(Aim): Pull every line containing the word "Anti" from the records.

(Material supplied):

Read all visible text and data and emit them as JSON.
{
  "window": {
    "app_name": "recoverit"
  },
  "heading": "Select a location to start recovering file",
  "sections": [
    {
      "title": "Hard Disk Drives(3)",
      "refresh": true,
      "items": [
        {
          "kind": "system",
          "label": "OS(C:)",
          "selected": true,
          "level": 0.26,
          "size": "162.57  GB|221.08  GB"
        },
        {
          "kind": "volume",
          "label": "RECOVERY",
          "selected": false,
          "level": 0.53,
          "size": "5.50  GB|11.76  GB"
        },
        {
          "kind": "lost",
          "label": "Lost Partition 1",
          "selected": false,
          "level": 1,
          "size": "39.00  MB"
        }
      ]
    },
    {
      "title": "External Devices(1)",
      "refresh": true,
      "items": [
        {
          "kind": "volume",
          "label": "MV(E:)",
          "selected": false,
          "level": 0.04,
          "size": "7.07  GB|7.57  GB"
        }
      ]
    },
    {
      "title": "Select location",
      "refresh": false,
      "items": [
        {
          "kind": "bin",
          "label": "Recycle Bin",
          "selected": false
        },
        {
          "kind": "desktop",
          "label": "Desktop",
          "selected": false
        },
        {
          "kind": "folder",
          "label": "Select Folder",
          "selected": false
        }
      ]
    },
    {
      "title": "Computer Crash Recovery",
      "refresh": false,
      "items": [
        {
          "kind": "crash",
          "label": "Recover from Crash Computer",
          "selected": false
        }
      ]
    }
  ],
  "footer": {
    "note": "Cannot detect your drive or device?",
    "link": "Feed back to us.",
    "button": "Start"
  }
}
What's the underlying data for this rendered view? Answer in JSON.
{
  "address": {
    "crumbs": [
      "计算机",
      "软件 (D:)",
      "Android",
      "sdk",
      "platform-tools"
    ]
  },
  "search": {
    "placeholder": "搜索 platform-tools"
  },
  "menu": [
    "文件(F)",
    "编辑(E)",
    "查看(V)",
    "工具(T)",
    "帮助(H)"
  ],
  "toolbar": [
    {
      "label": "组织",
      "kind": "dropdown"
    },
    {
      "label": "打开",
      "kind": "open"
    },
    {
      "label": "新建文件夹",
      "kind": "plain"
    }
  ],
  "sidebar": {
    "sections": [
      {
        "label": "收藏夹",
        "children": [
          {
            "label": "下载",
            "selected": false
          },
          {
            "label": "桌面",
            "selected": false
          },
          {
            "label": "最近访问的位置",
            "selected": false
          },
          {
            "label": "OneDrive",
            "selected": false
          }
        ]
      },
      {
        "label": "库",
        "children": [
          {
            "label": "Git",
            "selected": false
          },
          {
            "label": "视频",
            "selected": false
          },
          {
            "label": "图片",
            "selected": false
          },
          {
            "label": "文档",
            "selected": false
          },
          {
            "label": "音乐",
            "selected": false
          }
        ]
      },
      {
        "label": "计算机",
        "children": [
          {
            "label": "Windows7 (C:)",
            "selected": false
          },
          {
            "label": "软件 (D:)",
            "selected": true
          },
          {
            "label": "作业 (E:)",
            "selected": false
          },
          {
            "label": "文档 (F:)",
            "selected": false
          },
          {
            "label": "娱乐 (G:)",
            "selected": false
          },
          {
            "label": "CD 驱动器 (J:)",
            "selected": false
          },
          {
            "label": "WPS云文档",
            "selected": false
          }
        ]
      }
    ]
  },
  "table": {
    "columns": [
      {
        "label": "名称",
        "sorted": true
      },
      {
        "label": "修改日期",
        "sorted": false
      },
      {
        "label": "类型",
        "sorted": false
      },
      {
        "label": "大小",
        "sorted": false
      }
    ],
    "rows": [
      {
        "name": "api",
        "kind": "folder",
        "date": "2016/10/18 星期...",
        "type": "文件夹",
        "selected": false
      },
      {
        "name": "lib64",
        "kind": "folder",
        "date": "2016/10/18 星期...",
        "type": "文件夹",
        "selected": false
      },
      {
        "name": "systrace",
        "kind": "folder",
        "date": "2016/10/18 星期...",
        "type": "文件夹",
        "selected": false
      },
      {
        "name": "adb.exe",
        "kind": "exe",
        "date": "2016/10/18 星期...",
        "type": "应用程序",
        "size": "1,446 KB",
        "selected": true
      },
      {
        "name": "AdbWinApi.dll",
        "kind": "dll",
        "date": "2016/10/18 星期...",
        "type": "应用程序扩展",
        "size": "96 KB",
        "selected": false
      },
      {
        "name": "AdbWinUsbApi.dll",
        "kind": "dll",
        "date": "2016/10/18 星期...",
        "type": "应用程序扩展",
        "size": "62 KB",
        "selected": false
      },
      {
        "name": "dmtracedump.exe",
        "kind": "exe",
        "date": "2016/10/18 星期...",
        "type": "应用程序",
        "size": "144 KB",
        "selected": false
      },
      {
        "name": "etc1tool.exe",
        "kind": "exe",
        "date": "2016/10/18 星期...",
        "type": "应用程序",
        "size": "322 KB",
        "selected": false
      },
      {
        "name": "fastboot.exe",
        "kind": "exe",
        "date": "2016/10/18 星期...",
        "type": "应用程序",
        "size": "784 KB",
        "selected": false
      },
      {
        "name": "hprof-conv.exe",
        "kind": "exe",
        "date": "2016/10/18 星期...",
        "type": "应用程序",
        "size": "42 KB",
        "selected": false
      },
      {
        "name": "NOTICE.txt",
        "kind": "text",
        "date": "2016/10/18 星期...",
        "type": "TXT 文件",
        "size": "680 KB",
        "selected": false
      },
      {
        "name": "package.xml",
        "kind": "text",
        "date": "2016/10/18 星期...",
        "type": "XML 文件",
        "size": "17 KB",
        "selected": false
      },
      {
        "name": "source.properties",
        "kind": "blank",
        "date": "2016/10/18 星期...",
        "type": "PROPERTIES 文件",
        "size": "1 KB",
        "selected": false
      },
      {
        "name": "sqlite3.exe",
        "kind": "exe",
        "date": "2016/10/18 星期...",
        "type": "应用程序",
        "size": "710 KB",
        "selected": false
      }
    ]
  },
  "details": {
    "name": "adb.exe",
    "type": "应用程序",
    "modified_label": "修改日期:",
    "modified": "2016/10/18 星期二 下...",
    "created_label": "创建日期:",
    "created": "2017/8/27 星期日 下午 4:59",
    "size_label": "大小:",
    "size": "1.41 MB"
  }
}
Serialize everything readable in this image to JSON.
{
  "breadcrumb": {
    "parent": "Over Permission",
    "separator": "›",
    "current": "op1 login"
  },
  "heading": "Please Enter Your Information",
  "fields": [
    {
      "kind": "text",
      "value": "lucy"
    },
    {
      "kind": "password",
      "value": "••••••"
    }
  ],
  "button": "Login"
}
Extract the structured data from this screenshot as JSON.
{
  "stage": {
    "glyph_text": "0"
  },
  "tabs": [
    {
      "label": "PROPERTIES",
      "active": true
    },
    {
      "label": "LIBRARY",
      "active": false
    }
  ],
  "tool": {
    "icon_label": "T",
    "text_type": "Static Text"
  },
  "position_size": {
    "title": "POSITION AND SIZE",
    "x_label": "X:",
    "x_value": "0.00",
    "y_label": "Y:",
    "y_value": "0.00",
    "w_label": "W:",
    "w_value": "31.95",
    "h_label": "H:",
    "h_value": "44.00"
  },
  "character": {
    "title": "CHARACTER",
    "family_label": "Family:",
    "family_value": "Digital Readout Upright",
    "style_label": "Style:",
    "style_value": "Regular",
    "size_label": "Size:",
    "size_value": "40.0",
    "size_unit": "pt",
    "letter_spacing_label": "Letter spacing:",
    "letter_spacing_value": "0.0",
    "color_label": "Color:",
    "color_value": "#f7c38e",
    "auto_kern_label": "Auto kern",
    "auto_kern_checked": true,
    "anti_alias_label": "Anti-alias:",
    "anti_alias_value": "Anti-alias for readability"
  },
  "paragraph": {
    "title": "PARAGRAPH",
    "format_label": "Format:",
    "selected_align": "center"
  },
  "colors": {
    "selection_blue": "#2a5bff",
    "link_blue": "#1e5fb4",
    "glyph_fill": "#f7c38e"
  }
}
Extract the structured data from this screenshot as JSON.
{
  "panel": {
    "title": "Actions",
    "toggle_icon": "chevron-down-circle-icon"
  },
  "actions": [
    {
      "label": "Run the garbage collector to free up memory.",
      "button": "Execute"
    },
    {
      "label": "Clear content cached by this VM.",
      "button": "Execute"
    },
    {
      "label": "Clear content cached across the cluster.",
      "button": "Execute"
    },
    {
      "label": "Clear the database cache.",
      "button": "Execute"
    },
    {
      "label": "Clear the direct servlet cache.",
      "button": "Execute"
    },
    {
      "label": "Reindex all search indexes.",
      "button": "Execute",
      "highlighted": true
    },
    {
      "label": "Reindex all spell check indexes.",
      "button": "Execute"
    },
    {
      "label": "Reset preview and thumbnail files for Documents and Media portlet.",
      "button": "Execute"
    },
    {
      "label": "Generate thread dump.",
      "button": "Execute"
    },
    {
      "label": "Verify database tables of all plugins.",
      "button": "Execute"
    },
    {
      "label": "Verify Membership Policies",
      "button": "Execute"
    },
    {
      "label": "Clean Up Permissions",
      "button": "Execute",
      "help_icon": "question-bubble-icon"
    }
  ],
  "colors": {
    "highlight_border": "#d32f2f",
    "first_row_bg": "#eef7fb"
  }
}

(Full answer):
    "anti_alias_label": "Anti-alias:",
    "anti_alias_value": "Anti-alias for readability"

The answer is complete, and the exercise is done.